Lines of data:
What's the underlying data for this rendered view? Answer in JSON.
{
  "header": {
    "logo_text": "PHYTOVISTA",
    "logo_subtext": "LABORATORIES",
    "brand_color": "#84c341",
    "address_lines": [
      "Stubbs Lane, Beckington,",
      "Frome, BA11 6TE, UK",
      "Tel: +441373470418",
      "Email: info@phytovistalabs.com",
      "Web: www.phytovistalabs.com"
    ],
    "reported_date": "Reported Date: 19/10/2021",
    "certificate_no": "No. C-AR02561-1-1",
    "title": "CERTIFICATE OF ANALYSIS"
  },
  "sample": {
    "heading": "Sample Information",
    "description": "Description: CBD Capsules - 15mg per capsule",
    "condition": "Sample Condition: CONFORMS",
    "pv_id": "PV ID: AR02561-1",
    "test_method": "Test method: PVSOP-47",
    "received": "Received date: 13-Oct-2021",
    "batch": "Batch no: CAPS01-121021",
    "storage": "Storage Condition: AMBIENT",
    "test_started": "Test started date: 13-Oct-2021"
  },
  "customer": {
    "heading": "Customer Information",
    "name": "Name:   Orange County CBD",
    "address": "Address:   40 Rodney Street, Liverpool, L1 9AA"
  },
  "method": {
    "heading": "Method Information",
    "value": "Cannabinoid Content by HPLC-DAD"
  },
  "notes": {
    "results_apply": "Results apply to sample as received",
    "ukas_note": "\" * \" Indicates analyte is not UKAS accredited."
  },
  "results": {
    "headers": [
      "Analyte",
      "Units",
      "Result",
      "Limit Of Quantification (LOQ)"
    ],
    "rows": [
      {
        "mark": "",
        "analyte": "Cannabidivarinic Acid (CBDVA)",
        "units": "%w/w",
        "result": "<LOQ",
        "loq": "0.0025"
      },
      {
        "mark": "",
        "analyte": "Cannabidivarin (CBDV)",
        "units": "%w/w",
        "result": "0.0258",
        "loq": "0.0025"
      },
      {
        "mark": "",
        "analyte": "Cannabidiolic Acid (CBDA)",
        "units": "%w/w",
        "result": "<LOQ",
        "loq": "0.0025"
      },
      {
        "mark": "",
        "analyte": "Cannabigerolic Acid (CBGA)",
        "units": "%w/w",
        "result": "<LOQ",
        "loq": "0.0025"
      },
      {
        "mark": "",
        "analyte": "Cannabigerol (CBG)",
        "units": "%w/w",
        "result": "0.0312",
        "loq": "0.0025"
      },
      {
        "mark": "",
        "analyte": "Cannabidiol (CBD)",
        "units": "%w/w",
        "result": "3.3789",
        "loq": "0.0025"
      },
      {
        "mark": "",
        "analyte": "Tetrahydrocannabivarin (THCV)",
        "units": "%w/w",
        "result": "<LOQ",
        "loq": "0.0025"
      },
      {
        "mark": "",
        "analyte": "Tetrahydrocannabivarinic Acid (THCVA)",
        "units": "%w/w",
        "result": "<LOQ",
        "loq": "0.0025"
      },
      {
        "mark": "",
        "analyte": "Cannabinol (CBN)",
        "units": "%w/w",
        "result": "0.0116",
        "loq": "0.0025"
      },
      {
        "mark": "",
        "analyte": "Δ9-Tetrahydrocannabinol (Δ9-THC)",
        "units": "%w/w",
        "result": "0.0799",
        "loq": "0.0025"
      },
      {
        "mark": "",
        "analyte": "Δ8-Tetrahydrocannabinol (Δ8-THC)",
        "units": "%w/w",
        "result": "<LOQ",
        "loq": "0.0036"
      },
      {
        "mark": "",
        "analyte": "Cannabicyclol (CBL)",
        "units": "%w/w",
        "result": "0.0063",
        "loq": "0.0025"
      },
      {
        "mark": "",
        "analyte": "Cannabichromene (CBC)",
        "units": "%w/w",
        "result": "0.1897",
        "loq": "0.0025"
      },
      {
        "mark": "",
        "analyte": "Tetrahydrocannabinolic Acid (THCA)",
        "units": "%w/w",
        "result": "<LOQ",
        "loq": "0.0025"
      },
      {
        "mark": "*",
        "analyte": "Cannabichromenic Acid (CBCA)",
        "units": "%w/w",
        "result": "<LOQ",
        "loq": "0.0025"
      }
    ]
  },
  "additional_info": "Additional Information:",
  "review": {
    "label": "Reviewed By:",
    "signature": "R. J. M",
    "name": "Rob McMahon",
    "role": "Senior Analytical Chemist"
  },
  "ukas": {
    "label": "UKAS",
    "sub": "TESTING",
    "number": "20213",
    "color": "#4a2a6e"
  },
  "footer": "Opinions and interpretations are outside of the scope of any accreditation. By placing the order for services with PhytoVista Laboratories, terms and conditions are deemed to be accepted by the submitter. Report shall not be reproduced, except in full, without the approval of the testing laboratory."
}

Brief:
Gather each line from the entries above that includes the word "Acid".

Correct answer:
        "analyte": "Cannabidivarinic Acid (CBDVA)",
        "analyte": "Cannabidiolic Acid (CBDA)",
        "analyte": "Cannabigerolic Acid (CBGA)",
        "analyte": "Tetrahydrocannabivarinic Acid (THCVA)",
        "analyte": "Tetrahydrocannabinolic Acid (THCA)",
        "analyte": "Cannabichromenic Acid (CBCA)",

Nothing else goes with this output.